SUPPLIED DATA
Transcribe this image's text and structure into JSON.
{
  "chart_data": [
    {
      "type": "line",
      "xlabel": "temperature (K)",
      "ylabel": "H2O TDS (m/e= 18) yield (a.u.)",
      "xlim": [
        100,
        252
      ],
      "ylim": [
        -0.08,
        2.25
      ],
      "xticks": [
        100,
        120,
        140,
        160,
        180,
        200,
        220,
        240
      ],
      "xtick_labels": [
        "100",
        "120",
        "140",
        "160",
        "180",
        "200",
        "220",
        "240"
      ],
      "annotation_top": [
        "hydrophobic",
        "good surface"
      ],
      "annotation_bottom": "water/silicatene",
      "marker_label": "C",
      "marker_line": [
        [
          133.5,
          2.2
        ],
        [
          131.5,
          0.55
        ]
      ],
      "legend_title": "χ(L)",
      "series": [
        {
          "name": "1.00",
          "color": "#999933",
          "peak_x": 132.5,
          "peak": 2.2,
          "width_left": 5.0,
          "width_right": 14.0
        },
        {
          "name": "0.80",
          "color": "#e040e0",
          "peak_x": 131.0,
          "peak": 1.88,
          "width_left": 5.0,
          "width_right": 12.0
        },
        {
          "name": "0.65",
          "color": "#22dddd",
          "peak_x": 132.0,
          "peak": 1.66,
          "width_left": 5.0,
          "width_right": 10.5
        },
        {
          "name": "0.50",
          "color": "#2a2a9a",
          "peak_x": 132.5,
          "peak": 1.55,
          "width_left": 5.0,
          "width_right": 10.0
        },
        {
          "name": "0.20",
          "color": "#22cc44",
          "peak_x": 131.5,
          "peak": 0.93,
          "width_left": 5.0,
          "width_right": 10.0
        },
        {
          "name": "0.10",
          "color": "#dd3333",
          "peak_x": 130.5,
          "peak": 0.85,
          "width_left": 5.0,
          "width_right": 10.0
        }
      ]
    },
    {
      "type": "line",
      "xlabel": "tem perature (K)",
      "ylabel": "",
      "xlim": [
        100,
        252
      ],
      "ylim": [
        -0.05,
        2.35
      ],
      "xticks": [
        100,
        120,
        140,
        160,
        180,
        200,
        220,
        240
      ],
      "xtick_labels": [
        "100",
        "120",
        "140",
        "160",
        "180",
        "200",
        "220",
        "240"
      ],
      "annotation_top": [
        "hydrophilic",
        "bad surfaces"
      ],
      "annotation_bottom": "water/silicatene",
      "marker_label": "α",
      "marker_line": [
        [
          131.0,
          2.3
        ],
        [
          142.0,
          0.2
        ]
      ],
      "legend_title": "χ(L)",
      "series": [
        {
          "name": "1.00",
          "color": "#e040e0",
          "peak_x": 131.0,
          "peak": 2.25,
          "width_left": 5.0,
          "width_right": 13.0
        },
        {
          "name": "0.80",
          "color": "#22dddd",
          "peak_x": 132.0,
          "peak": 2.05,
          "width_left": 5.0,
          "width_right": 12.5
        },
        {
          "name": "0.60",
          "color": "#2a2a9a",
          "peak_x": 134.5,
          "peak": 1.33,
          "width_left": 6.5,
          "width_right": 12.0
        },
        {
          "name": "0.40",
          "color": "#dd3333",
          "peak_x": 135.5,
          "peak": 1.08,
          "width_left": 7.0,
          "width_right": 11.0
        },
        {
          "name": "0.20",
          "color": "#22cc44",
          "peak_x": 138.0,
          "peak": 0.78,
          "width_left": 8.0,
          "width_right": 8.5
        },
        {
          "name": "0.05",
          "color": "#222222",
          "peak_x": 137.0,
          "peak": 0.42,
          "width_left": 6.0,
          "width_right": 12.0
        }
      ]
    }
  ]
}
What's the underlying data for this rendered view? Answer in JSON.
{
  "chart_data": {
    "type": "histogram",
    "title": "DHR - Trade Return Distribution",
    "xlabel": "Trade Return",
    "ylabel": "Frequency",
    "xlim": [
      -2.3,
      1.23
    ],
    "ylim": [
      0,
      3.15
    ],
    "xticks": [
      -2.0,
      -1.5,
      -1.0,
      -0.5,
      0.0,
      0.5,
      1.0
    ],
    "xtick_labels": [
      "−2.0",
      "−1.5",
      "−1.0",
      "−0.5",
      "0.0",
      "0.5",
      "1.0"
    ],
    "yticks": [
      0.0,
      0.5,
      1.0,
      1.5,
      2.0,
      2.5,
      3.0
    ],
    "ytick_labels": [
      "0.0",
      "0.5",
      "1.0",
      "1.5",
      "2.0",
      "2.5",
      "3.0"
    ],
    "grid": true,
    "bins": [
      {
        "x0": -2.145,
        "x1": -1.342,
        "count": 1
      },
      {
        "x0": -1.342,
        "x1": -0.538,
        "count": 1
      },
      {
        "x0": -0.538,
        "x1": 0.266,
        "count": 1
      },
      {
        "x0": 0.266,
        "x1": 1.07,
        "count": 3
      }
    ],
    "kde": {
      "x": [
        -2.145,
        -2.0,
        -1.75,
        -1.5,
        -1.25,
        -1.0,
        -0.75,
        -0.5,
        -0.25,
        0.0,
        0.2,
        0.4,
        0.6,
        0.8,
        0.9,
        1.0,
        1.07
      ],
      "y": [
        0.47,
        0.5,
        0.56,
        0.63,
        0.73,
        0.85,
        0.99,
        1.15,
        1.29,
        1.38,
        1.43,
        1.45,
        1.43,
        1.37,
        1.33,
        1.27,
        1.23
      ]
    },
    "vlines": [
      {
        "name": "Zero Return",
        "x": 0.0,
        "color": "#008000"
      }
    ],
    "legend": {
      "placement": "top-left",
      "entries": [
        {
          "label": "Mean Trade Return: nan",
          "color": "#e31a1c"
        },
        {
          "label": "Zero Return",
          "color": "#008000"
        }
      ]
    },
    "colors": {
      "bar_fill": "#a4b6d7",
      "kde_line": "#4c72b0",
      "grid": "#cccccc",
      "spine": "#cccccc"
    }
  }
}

TASK BRIEF
Please reproduce each line exactly as written.

FINISHED ANSWER
Transcribe this image's text and structure into JSON.
{
  "chart_data": [
    {
      "type": "line",
      "xlabel": "temperature (K)",
      "ylabel": "H2O TDS (m/e= 18) yield (a.u.)",
      "xlim": [
        100,
        252
      ],
      "ylim": [
        -0.08,
        2.25
      ],
      "xticks": [
        100,
        120,
        140,
        160,
        180,
        200,
        220,
        240
      ],
      "xtick_labels": [
        "100",
        "120",
        "140",
        "160",
        "180",
        "200",
        "220",
        "240"
      ],
      "annotation_top": [
        "hydrophobic",
        "good surface"
      ],
      "annotation_bottom": "water/silicatene",
      "marker_label": "C",
      "marker_line": [
        [
          133.5,
          2.2
        ],
        [
          131.5,
          0.55
        ]
      ],
      "legend_title": "χ(L)",
      "series": [
        {
          "name": "1.00",
          "color": "#999933",
          "peak_x": 132.5,
          "peak": 2.2,
          "width_left": 5.0,
          "width_right": 14.0
        },
        {
          "name": "0.80",
          "color": "#e040e0",
          "peak_x": 131.0,
          "peak": 1.88,
          "width_left": 5.0,
          "width_right": 12.0
        },
        {
          "name": "0.65",
          "color": "#22dddd",
          "peak_x": 132.0,
          "peak": 1.66,
          "width_left": 5.0,
          "width_right": 10.5
        },
        {
          "name": "0.50",
          "color": "#2a2a9a",
          "peak_x": 132.5,
          "peak": 1.55,
          "width_left": 5.0,
          "width_right": 10.0
        },
        {
          "name": "0.20",
          "color": "#22cc44",
          "peak_x": 131.5,
          "peak": 0.93,
          "width_left": 5.0,
          "width_right": 10.0
        },
        {
          "name": "0.10",
          "color": "#dd3333",
          "peak_x": 130.5,
          "peak": 0.85,
          "width_left": 5.0,
          "width_right": 10.0
        }
      ]
    },
    {
      "type": "line",
      "xlabel": "tem perature (K)",
      "ylabel": "",
      "xlim": [
        100,
        252
      ],
      "ylim": [
        -0.05,
        2.35
      ],
      "xticks": [
        100,
        120,
        140,
        160,
        180,
        200,
        220,
        240
      ],
      "xtick_labels": [
        "100",
        "120",
        "140",
        "160",
        "180",
        "200",
        "220",
        "240"
      ],
      "annotation_top": [
        "hydrophilic",
        "bad surfaces"
      ],
      "annotation_bottom": "water/silicatene",
      "marker_label": "α",
      "marker_line": [
        [
          131.0,
          2.3
        ],
        [
          142.0,
          0.2
        ]
      ],
      "legend_title": "χ(L)",
      "series": [
        {
          "name": "1.00",
          "color": "#e040e0",
          "peak_x": 131.0,
          "peak": 2.25,
          "width_left": 5.0,
          "width_right": 13.0
        },
        {
          "name": "0.80",
          "color": "#22dddd",
          "peak_x": 132.0,
          "peak": 2.05,
          "width_left": 5.0,
          "width_right": 12.5
        },
        {
          "name": "0.60",
          "color": "#2a2a9a",
          "peak_x": 134.5,
          "peak": 1.33,
          "width_left": 6.5,
          "width_right": 12.0
        },
        {
          "name": "0.40",
          "color": "#dd3333",
          "peak_x": 135.5,
          "peak": 1.08,
          "width_left": 7.0,
          "width_right": 11.0
        },
        {
          "name": "0.20",
          "color": "#22cc44",
          "peak_x": 138.0,
          "peak": 0.78,
          "width_left": 8.0,
          "width_right": 8.5
        },
        {
          "name": "0.05",
          "color": "#222222",
          "peak_x": 137.0,
          "peak": 0.42,
          "width_left": 6.0,
          "width_right": 12.0
        }
      ]
    }
  ]
}
What's the underlying data for this rendered view? Answer in JSON.
{
  "chart_data": {
    "type": "histogram",
    "title": "DHR - Trade Return Distribution",
    "xlabel": "Trade Return",
    "ylabel": "Frequency",
    "xlim": [
      -2.3,
      1.23
    ],
    "ylim": [
      0,
      3.15
    ],
    "xticks": [
      -2.0,
      -1.5,
      -1.0,
      -0.5,
      0.0,
      0.5,
      1.0
    ],
    "xtick_labels": [
      "−2.0",
      "−1.5",
      "−1.0",
      "−0.5",
      "0.0",
      "0.5",
      "1.0"
    ],
    "yticks": [
      0.0,
      0.5,
      1.0,
      1.5,
      2.0,
      2.5,
      3.0
    ],
    "ytick_labels": [
      "0.0",
      "0.5",
      "1.0",
      "1.5",
      "2.0",
      "2.5",
      "3.0"
    ],
    "grid": true,
    "bins": [
      {
        "x0": -2.145,
        "x1": -1.342,
        "count": 1
      },
      {
        "x0": -1.342,
        "x1": -0.538,
        "count": 1
      },
      {
        "x0": -0.538,
        "x1": 0.266,
        "count": 1
      },
      {
        "x0": 0.266,
        "x1": 1.07,
        "count": 3
      }
    ],
    "kde": {
      "x": [
        -2.145,
        -2.0,
        -1.75,
        -1.5,
        -1.25,
        -1.0,
        -0.75,
        -0.5,
        -0.25,
        0.0,
        0.2,
        0.4,
        0.6,
        0.8,
        0.9,
        1.0,
        1.07
      ],
      "y": [
        0.47,
        0.5,
        0.56,
        0.63,
        0.73,
        0.85,
        0.99,
        1.15,
        1.29,
        1.38,
        1.43,
        1.45,
        1.43,
        1.37,
        1.33,
        1.27,
        1.23
      ]
    },
    "vlines": [
      {
        "name": "Zero Return",
        "x": 0.0,
        "color": "#008000"
      }
    ],
    "legend": {
      "placement": "top-left",
      "entries": [
        {
          "label": "Mean Trade Return: nan",
          "color": "#e31a1c"
        },
        {
          "label": "Zero Return",
          "color": "#008000"
        }
      ]
    },
    "colors": {
      "bar_fill": "#a4b6d7",
      "kde_line": "#4c72b0",
      "grid": "#cccccc",
      "spine": "#cccccc"
    }
  }
}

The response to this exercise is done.